__Task statement__: Images should be left out, and everything else in the listing reproduced exactly.

(begin)

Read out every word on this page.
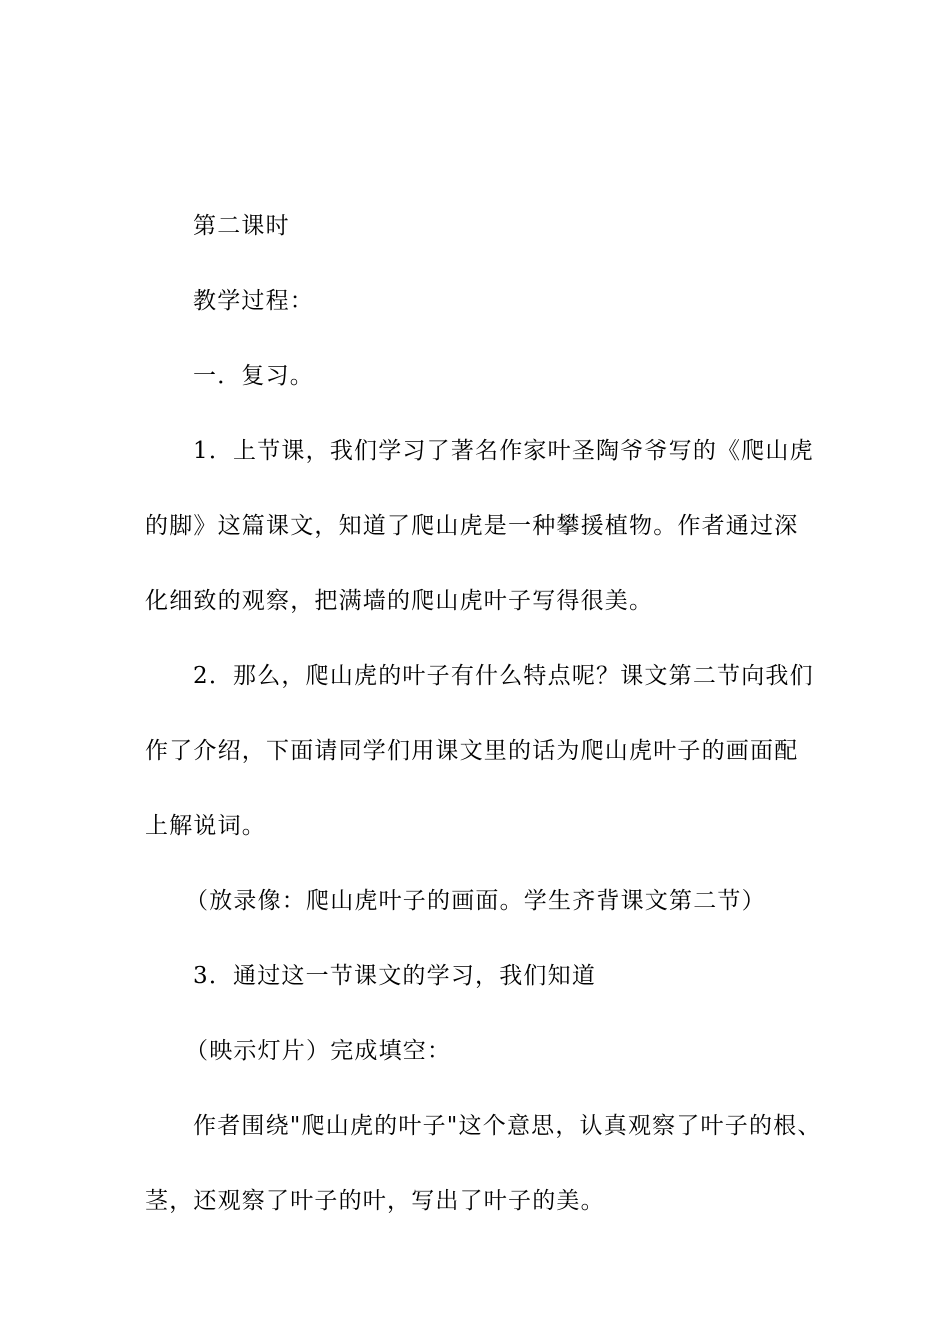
第二课时
教学过程：
一．复习。
1．上节课，我们学习了著名作家叶圣陶爷爷写的《爬山虎
的脚》这篇课文，知道了爬山虎是一种攀援植物。作者通过深
化细致的观察，把满墙的爬山虎叶子写得很美。
2．那么，爬山虎的叶子有什么特点呢？课文第二节向我们
作了介绍，下面请同学们用课文里的话为爬山虎叶子的画面配
上解说词。
（放录像：爬山虎叶子的画面。学生齐背课文第二节）
3．通过这一节课文的学习，我们知道
（映示灯片）完成填空：
作者围绕"爬山虎的叶子"这个意思，认真观察了叶子的根、
茎，还观察了叶子的叶，写出了叶子的美。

(end)

__Answer to the problem__:
Read out every word on this page.
第二课时
教学过程：
一．复习。
1．上节课，我们学习了著名作家叶圣陶爷爷写的《爬山虎
的脚》这篇课文，知道了爬山虎是一种攀援植物。作者通过深
化细致的观察，把满墙的爬山虎叶子写得很美。
2．那么，爬山虎的叶子有什么特点呢？课文第二节向我们
作了介绍，下面请同学们用课文里的话为爬山虎叶子的画面配
上解说词。
（放录像：爬山虎叶子的画面。学生齐背课文第二节）
3．通过这一节课文的学习，我们知道
（映示灯片）完成填空：
作者围绕"爬山虎的叶子"这个意思，认真观察了叶子的根、
茎，还观察了叶子的叶，写出了叶子的美。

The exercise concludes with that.